**WRITTEN INSTRUCTION**
Extract each line of the records below that contains the word "this".

# Start of STORED DATA

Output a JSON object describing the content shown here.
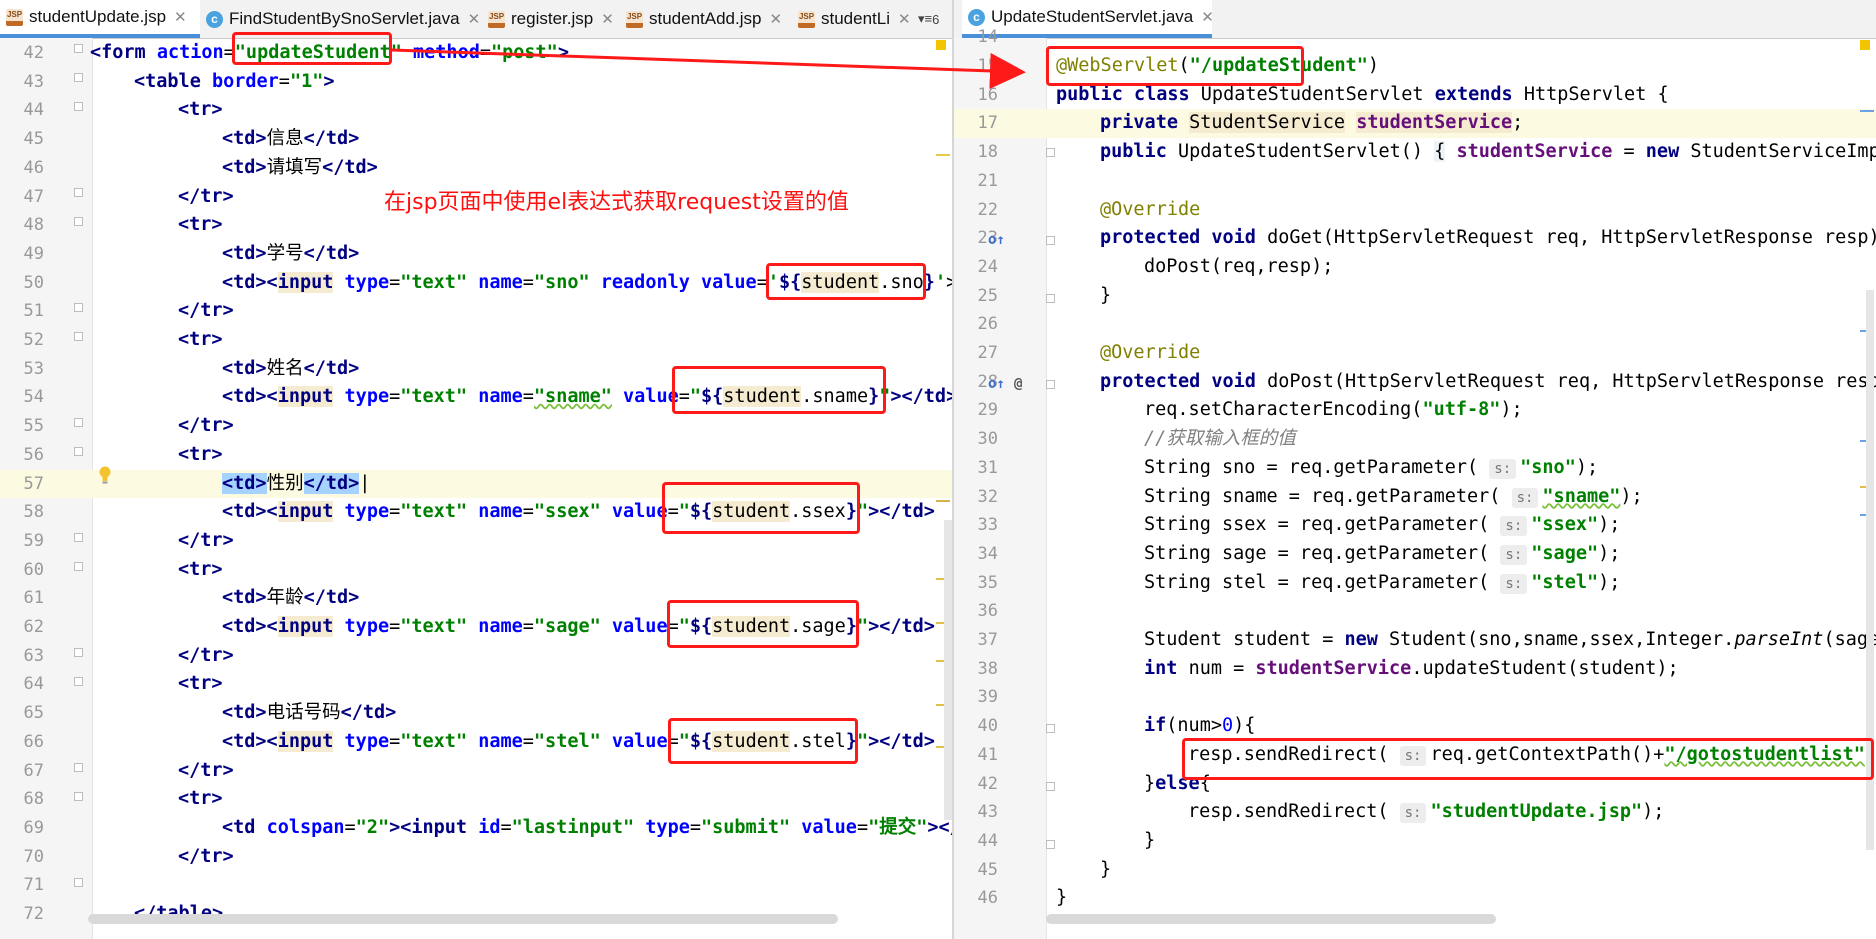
{
  "left": {
    "tabs": [
      {
        "label": "studentUpdate.jsp",
        "type": "jsp",
        "active": true
      },
      {
        "label": "FindStudentBySnoServlet.java",
        "type": "class",
        "active": false
      },
      {
        "label": "register.jsp",
        "type": "jsp",
        "active": false
      },
      {
        "label": "studentAdd.jsp",
        "type": "jsp",
        "active": false
      },
      {
        "label": "studentLi",
        "type": "jsp",
        "active": false
      }
    ],
    "tab_overflow": "6",
    "annotation": "在jsp页面中使用el表达式获取request设置的值"
  },
  "right": {
    "tabs": [
      {
        "label": "UpdateStudentServlet.java",
        "type": "class",
        "active": true
      }
    ]
  },
  "colors": {
    "keyword": "#000080",
    "string": "#008000",
    "field": "#660e7a",
    "annotation": "#808000",
    "comment": "#808080",
    "highlight_box": "#ff1a1a",
    "active_tab_underline": "#4a90d9"
  },
  "icons": {
    "jsp_file": "jsp-file-icon",
    "java_class": "java-class-icon",
    "close": "close-icon",
    "bulb": "lightbulb-icon",
    "override": "override-gutter-icon"
  }
}
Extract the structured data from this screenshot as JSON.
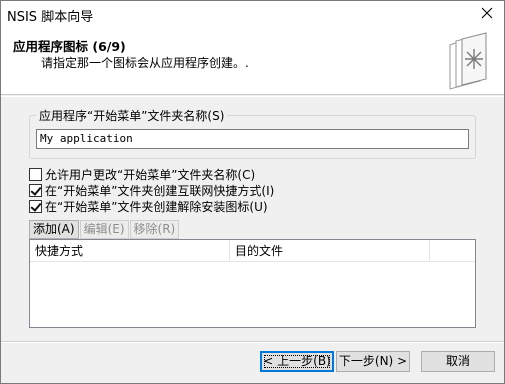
{
  "window": {
    "title": "NSIS 脚本向导"
  },
  "header": {
    "title": "应用程序图标 (6/9)",
    "subtitle": "请指定那一个图标会从应用程序创建。."
  },
  "folder_group": {
    "label": "应用程序“开始菜单”文件夹名称(S)",
    "value": "My application"
  },
  "options": [
    {
      "label": "允许用户更改“开始菜单”文件夹名称(C)",
      "checked": false
    },
    {
      "label": "在“开始菜单”文件夹创建互联网快捷方式(I)",
      "checked": true
    },
    {
      "label": "在“开始菜单”文件夹创建解除安装图标(U)",
      "checked": true
    }
  ],
  "list_buttons": {
    "add": "添加(A)",
    "edit": "编辑(E)",
    "remove": "移除(R)"
  },
  "shortcut_list": {
    "columns": [
      "快捷方式",
      "目的文件"
    ]
  },
  "footer": {
    "back": "< 上一步(B)",
    "next": "下一步(N) >",
    "cancel": "取消"
  }
}
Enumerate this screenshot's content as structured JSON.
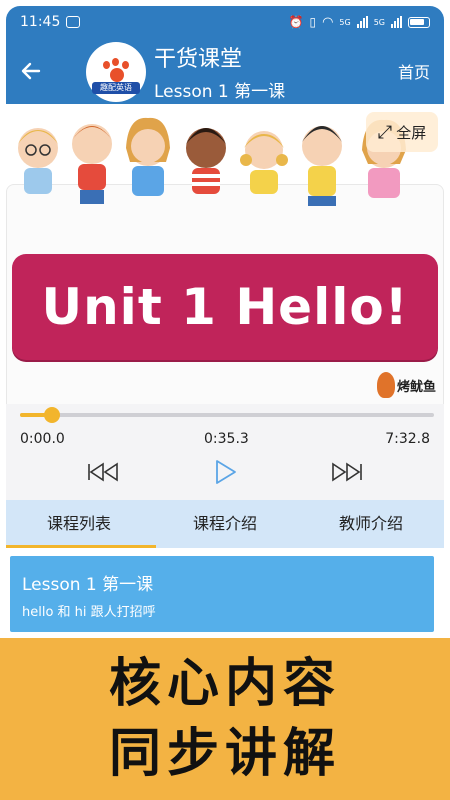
{
  "status_bar": {
    "time": "11:45",
    "network_1": "5G",
    "network_2": "5G"
  },
  "app_bar": {
    "logo_tag": "趣配英语",
    "title": "干货课堂",
    "subtitle": "Lesson 1 第一课",
    "home_label": "首页"
  },
  "video": {
    "title_text": "Unit  1  Hello!",
    "fullscreen_label": "全屏",
    "watermark": "烤鱿鱼"
  },
  "player": {
    "progress": 0.078,
    "current_time": "0:00.0",
    "middle_time": "0:35.3",
    "total_time": "7:32.8"
  },
  "tabs": [
    {
      "label": "课程列表",
      "active": true
    },
    {
      "label": "课程介绍",
      "active": false
    },
    {
      "label": "教师介绍",
      "active": false
    }
  ],
  "lessons": [
    {
      "title": "Lesson 1 第一课",
      "desc": "hello 和 hi 跟人打招呼"
    }
  ],
  "promo": {
    "line1": "核心内容",
    "line2": "同步讲解"
  },
  "colors": {
    "primary": "#2F7CC0",
    "accent": "#F2B52C",
    "banner": "#C0245A",
    "tab_bg": "#D3E6F8",
    "list_item": "#55AFEA",
    "promo_bg": "#F3B343"
  }
}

# End of STORED DATA

**FINAL RESULT**
Extract the structured data from this screenshot as JSON.
Enumerate this screenshot's content as structured JSON.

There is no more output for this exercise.